Select all lines with the string "διαφορά" in them, and copy those lines.

[Begin Raw data]

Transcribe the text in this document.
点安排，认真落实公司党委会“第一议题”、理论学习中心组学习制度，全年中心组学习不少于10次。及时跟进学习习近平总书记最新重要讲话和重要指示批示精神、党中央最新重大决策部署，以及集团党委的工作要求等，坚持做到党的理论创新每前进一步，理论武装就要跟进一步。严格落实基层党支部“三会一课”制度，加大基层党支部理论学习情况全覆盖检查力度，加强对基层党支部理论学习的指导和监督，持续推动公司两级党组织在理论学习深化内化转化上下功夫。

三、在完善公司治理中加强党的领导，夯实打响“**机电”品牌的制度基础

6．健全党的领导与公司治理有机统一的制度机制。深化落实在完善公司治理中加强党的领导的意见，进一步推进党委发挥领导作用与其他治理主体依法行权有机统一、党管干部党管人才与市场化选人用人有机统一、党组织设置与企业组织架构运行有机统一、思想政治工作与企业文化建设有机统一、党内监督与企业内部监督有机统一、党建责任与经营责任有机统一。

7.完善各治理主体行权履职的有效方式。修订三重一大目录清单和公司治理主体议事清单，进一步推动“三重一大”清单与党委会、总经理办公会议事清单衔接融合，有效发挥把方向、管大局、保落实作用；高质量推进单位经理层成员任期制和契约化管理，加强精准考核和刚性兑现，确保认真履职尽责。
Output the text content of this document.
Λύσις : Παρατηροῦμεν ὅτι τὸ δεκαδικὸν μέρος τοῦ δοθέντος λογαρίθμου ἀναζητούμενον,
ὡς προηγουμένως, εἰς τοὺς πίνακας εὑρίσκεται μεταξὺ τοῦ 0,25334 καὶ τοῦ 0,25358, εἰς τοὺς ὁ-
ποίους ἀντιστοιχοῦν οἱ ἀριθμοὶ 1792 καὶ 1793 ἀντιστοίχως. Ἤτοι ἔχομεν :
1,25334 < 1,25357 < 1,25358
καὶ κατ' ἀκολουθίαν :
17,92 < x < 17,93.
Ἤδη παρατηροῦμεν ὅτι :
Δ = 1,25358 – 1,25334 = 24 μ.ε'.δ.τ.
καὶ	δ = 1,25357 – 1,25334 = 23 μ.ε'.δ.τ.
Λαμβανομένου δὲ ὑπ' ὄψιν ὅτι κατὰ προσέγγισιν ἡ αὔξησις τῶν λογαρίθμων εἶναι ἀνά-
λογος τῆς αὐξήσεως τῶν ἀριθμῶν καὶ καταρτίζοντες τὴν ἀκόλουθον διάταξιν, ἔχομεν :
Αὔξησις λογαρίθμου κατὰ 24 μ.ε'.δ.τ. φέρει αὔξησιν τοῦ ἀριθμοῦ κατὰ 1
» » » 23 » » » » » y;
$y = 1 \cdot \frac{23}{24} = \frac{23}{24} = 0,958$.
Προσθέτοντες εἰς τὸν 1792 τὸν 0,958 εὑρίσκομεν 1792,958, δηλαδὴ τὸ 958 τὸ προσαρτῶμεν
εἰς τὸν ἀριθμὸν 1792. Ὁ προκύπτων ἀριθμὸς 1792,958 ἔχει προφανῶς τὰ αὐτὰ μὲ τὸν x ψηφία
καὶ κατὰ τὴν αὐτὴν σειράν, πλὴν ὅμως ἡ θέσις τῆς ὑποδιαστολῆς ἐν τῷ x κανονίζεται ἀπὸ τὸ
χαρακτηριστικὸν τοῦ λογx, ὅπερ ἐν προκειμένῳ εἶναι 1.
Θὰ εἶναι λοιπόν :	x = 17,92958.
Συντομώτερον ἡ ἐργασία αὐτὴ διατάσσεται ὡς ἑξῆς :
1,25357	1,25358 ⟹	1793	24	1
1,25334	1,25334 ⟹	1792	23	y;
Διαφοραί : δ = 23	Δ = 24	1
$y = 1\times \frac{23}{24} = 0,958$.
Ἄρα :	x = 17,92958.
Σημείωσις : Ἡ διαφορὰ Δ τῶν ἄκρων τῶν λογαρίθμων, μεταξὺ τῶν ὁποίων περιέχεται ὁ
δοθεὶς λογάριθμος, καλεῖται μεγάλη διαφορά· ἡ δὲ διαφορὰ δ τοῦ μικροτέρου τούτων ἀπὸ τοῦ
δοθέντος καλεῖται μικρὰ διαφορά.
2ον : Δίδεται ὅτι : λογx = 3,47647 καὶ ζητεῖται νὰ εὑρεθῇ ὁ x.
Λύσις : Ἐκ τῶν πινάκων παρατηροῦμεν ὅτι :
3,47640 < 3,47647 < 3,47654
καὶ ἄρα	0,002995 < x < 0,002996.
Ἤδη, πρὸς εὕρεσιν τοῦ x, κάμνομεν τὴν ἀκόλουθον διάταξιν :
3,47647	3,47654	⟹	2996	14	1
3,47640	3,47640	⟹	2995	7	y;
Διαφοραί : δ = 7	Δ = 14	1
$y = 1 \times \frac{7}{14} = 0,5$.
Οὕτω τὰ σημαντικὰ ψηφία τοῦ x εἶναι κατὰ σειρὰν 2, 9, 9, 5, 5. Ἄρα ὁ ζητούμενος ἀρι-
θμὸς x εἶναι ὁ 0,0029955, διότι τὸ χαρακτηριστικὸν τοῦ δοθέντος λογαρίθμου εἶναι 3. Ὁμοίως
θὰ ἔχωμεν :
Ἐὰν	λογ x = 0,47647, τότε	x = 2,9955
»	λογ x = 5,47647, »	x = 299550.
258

[End Raw data]

— Completed exercise —
δοθεὶς λογάριθμος, καλεῖται μεγάλη διαφορά· ἡ δὲ διαφορὰ δ τοῦ μικροτέρου τούτων ἀπὸ τοῦ
δοθέντος καλεῖται μικρὰ διαφορά.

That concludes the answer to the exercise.